*Goal of the exercise*.
Your reply should be one number: the count of lines holding the word "paikallisesti".

**** Records provided

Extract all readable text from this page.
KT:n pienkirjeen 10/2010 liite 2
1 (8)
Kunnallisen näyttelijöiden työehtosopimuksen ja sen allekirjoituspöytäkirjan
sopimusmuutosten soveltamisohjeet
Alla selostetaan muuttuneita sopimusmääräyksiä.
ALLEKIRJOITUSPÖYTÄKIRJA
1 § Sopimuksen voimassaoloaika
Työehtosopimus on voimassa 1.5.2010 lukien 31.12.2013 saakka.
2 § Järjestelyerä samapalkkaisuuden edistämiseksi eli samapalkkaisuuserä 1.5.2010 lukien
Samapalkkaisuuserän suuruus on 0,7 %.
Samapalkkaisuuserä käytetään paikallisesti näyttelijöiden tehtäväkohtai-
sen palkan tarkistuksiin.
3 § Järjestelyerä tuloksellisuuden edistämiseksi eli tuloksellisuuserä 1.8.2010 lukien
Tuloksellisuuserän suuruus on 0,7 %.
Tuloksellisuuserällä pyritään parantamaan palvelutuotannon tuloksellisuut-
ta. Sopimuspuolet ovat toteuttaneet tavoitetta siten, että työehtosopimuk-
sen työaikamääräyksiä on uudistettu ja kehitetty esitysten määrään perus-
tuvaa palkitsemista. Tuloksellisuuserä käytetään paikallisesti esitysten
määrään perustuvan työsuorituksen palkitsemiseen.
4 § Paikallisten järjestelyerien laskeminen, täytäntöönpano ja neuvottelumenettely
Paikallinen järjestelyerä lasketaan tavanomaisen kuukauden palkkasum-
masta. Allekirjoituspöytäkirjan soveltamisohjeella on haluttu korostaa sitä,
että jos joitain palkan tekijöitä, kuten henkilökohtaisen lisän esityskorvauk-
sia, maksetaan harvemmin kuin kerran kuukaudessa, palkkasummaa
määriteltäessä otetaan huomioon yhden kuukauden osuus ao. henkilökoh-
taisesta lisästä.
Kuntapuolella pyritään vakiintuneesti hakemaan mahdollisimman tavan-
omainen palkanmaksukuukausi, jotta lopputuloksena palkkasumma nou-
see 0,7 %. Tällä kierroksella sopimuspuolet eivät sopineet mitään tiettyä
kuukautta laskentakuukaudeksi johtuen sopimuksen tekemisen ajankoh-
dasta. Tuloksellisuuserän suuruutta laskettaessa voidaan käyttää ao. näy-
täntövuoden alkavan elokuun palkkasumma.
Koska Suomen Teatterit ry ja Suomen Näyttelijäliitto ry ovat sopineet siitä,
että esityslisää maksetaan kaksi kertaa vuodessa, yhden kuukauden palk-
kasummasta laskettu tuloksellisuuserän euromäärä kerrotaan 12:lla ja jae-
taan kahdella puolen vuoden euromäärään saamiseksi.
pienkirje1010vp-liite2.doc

********

*Result of this exercise*.
2